PROBLEM DETAILS: Show only lines that include "this".

** Start EXTRACTED ENTRIES **

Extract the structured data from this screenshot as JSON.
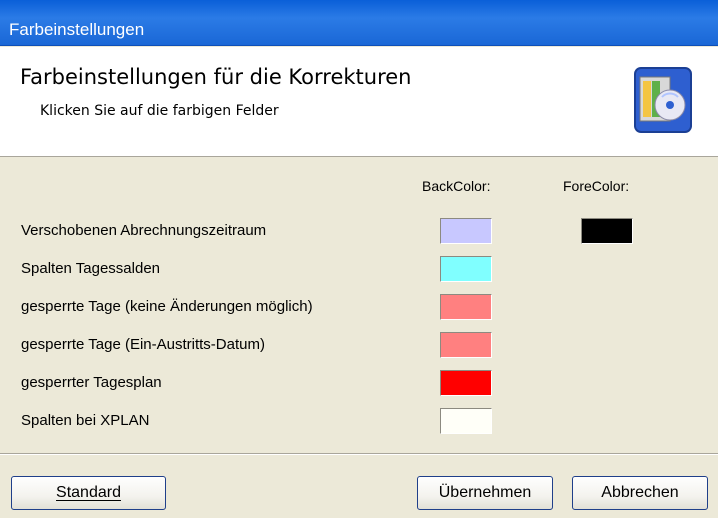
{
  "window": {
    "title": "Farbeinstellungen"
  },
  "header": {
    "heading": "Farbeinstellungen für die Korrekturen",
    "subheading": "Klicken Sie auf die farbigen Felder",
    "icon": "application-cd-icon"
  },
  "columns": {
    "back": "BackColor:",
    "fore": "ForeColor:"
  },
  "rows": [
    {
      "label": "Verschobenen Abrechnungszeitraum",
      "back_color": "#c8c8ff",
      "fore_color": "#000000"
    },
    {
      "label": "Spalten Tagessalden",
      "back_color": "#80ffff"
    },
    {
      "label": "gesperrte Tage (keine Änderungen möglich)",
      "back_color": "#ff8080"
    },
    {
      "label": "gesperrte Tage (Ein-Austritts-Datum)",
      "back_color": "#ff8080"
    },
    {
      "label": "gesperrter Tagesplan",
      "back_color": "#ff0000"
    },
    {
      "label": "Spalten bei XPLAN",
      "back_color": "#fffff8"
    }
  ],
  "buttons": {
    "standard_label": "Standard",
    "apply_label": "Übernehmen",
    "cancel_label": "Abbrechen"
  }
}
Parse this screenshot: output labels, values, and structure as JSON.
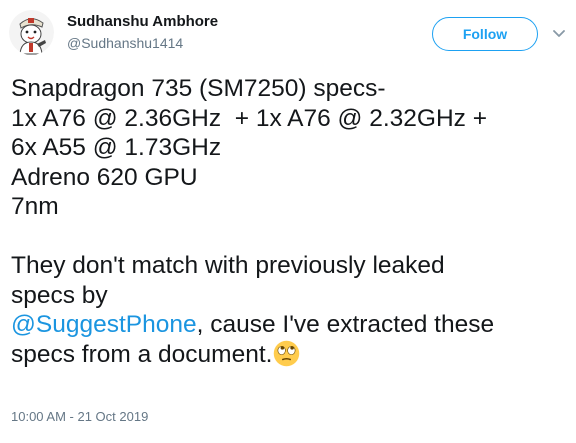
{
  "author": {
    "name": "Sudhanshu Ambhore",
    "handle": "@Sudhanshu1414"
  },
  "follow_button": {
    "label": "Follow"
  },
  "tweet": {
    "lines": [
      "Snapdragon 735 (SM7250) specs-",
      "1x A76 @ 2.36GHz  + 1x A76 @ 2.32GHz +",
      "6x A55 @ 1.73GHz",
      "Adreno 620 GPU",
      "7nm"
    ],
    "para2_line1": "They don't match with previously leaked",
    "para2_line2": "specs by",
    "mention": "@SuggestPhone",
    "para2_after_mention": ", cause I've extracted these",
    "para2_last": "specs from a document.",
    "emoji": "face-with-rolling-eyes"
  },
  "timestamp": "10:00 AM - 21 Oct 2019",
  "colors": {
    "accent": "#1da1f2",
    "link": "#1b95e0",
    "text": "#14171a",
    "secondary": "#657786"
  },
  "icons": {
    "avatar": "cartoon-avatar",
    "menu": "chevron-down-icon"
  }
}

** End EXTRACTED ENTRIES **

RESPONSE TO THE TASK:
Extract the structured data from this screenshot as JSON.
Parse this screenshot: output labels, values, and structure as JSON.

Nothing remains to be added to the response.